### Task directions
Transcribe the entries, keeping every character the same.

### Material for this task
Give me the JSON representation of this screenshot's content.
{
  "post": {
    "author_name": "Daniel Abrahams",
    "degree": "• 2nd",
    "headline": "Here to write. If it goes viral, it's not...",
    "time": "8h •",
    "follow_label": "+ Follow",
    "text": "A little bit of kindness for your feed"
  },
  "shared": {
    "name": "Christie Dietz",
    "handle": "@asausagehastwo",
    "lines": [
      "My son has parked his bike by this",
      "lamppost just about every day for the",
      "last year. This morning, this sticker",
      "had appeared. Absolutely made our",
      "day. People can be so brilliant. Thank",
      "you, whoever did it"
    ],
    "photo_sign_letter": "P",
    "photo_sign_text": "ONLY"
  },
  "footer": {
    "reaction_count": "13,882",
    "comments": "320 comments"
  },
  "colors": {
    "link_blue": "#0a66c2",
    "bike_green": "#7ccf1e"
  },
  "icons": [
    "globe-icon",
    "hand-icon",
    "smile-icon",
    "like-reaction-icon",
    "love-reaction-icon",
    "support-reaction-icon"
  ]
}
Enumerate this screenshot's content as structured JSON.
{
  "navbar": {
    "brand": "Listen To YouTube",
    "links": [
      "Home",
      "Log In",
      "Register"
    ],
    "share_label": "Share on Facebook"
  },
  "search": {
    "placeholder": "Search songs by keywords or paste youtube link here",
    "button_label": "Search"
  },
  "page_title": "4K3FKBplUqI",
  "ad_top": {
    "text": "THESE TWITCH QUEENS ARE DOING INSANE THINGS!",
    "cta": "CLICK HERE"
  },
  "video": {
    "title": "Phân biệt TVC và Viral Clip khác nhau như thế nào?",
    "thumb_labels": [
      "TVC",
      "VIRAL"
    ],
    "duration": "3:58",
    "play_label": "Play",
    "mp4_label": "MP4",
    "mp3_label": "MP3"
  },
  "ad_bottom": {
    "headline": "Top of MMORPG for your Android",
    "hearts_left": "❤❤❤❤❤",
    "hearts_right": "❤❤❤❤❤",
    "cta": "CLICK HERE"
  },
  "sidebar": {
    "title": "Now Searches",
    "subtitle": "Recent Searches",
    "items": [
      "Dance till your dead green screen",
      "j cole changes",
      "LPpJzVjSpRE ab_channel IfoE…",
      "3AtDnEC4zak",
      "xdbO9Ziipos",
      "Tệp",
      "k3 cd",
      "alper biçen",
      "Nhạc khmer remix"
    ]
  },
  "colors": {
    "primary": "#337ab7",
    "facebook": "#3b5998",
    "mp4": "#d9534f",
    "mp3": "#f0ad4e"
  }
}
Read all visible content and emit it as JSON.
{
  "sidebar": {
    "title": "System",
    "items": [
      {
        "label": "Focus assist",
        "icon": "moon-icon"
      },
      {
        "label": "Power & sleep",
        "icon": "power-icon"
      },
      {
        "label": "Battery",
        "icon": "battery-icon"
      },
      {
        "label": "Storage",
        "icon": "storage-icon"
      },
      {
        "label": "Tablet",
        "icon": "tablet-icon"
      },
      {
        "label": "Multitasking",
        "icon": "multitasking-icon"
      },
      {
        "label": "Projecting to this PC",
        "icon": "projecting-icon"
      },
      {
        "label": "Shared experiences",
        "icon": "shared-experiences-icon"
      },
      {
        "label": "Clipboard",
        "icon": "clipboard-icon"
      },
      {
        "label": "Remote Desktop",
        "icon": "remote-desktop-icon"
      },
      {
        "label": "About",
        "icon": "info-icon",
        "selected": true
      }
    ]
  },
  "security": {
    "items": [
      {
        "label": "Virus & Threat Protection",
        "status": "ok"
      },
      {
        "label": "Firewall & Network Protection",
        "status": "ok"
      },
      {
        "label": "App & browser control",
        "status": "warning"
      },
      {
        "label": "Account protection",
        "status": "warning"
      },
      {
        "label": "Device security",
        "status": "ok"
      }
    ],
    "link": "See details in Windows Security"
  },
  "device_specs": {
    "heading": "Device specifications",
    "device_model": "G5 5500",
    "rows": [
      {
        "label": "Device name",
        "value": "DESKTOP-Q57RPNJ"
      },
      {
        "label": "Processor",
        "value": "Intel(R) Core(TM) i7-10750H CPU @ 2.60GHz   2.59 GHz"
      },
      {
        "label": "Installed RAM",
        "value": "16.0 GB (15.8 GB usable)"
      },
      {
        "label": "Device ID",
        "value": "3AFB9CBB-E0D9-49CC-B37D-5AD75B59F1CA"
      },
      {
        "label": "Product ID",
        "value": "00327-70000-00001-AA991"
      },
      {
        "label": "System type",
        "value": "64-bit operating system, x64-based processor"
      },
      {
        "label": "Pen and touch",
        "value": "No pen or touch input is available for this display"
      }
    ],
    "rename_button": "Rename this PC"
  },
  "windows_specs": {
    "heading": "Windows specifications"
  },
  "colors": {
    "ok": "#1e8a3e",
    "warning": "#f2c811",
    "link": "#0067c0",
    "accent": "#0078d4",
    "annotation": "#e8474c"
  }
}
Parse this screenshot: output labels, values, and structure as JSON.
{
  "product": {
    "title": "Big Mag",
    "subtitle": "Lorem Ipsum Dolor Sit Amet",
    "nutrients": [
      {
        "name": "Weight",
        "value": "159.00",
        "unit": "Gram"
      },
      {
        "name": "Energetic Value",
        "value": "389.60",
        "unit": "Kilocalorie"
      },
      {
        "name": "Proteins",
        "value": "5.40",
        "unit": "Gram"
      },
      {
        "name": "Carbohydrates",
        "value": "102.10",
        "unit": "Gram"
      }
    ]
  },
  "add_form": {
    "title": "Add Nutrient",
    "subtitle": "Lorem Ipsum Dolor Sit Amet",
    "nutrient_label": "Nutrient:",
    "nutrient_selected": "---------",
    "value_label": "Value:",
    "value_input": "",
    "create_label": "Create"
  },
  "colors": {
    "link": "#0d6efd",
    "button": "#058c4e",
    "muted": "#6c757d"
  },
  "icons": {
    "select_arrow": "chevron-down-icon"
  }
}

### Response
Give me the JSON representation of this screenshot's content.
{
  "post": {
    "author_name": "Daniel Abrahams",
    "degree": "• 2nd",
    "headline": "Here to write. If it goes viral, it's not...",
    "time": "8h •",
    "follow_label": "+ Follow",
    "text": "A little bit of kindness for your feed"
  },
  "shared": {
    "name": "Christie Dietz",
    "handle": "@asausagehastwo",
    "lines": [
      "My son has parked his bike by this",
      "lamppost just about every day for the",
      "last year. This morning, this sticker",
      "had appeared. Absolutely made our",
      "day. People can be so brilliant. Thank",
      "you, whoever did it"
    ],
    "photo_sign_letter": "P",
    "photo_sign_text": "ONLY"
  },
  "footer": {
    "reaction_count": "13,882",
    "comments": "320 comments"
  },
  "colors": {
    "link_blue": "#0a66c2",
    "bike_green": "#7ccf1e"
  },
  "icons": [
    "globe-icon",
    "hand-icon",
    "smile-icon",
    "like-reaction-icon",
    "love-reaction-icon",
    "support-reaction-icon"
  ]
}
Enumerate this screenshot's content as structured JSON.
{
  "navbar": {
    "brand": "Listen To YouTube",
    "links": [
      "Home",
      "Log In",
      "Register"
    ],
    "share_label": "Share on Facebook"
  },
  "search": {
    "placeholder": "Search songs by keywords or paste youtube link here",
    "button_label": "Search"
  },
  "page_title": "4K3FKBplUqI",
  "ad_top": {
    "text": "THESE TWITCH QUEENS ARE DOING INSANE THINGS!",
    "cta": "CLICK HERE"
  },
  "video": {
    "title": "Phân biệt TVC và Viral Clip khác nhau như thế nào?",
    "thumb_labels": [
      "TVC",
      "VIRAL"
    ],
    "duration": "3:58",
    "play_label": "Play",
    "mp4_label": "MP4",
    "mp3_label": "MP3"
  },
  "ad_bottom": {
    "headline": "Top of MMORPG for your Android",
    "hearts_left": "❤❤❤❤❤",
    "hearts_right": "❤❤❤❤❤",
    "cta": "CLICK HERE"
  },
  "sidebar": {
    "title": "Now Searches",
    "subtitle": "Recent Searches",
    "items": [
      "Dance till your dead green screen",
      "j cole changes",
      "LPpJzVjSpRE ab_channel IfoE…",
      "3AtDnEC4zak",
      "xdbO9Ziipos",
      "Tệp",
      "k3 cd",
      "alper biçen",
      "Nhạc khmer remix"
    ]
  },
  "colors": {
    "primary": "#337ab7",
    "facebook": "#3b5998",
    "mp4": "#d9534f",
    "mp3": "#f0ad4e"
  }
}
Read all visible content and emit it as JSON.
{
  "sidebar": {
    "title": "System",
    "items": [
      {
        "label": "Focus assist",
        "icon": "moon-icon"
      },
      {
        "label": "Power & sleep",
        "icon": "power-icon"
      },
      {
        "label": "Battery",
        "icon": "battery-icon"
      },
      {
        "label": "Storage",
        "icon": "storage-icon"
      },
      {
        "label": "Tablet",
        "icon": "tablet-icon"
      },
      {
        "label": "Multitasking",
        "icon": "multitasking-icon"
      },
      {
        "label": "Projecting to this PC",
        "icon": "projecting-icon"
      },
      {
        "label": "Shared experiences",
        "icon": "shared-experiences-icon"
      },
      {
        "label": "Clipboard",
        "icon": "clipboard-icon"
      },
      {
        "label": "Remote Desktop",
        "icon": "remote-desktop-icon"
      },
      {
        "label": "About",
        "icon": "info-icon",
        "selected": true
      }
    ]
  },
  "security": {
    "items": [
      {
        "label": "Virus & Threat Protection",
        "status": "ok"
      },
      {
        "label": "Firewall & Network Protection",
        "status": "ok"
      },
      {
        "label": "App & browser control",
        "status": "warning"
      },
      {
        "label": "Account protection",
        "status": "warning"
      },
      {
        "label": "Device security",
        "status": "ok"
      }
    ],
    "link": "See details in Windows Security"
  },
  "device_specs": {
    "heading": "Device specifications",
    "device_model": "G5 5500",
    "rows": [
      {
        "label": "Device name",
        "value": "DESKTOP-Q57RPNJ"
      },
      {
        "label": "Processor",
        "value": "Intel(R) Core(TM) i7-10750H CPU @ 2.60GHz   2.59 GHz"
      },
      {
        "label": "Installed RAM",
        "value": "16.0 GB (15.8 GB usable)"
      },
      {
        "label": "Device ID",
        "value": "3AFB9CBB-E0D9-49CC-B37D-5AD75B59F1CA"
      },
      {
        "label": "Product ID",
        "value": "00327-70000-00001-AA991"
      },
      {
        "label": "System type",
        "value": "64-bit operating system, x64-based processor"
      },
      {
        "label": "Pen and touch",
        "value": "No pen or touch input is available for this display"
      }
    ],
    "rename_button": "Rename this PC"
  },
  "windows_specs": {
    "heading": "Windows specifications"
  },
  "colors": {
    "ok": "#1e8a3e",
    "warning": "#f2c811",
    "link": "#0067c0",
    "accent": "#0078d4",
    "annotation": "#e8474c"
  }
}
Parse this screenshot: output labels, values, and structure as JSON.
{
  "product": {
    "title": "Big Mag",
    "subtitle": "Lorem Ipsum Dolor Sit Amet",
    "nutrients": [
      {
        "name": "Weight",
        "value": "159.00",
        "unit": "Gram"
      },
      {
        "name": "Energetic Value",
        "value": "389.60",
        "unit": "Kilocalorie"
      },
      {
        "name": "Proteins",
        "value": "5.40",
        "unit": "Gram"
      },
      {
        "name": "Carbohydrates",
        "value": "102.10",
        "unit": "Gram"
      }
    ]
  },
  "add_form": {
    "title": "Add Nutrient",
    "subtitle": "Lorem Ipsum Dolor Sit Amet",
    "nutrient_label": "Nutrient:",
    "nutrient_selected": "---------",
    "value_label": "Value:",
    "value_input": "",
    "create_label": "Create"
  },
  "colors": {
    "link": "#0d6efd",
    "button": "#058c4e",
    "muted": "#6c757d"
  },
  "icons": {
    "select_arrow": "chevron-down-icon"
  }
}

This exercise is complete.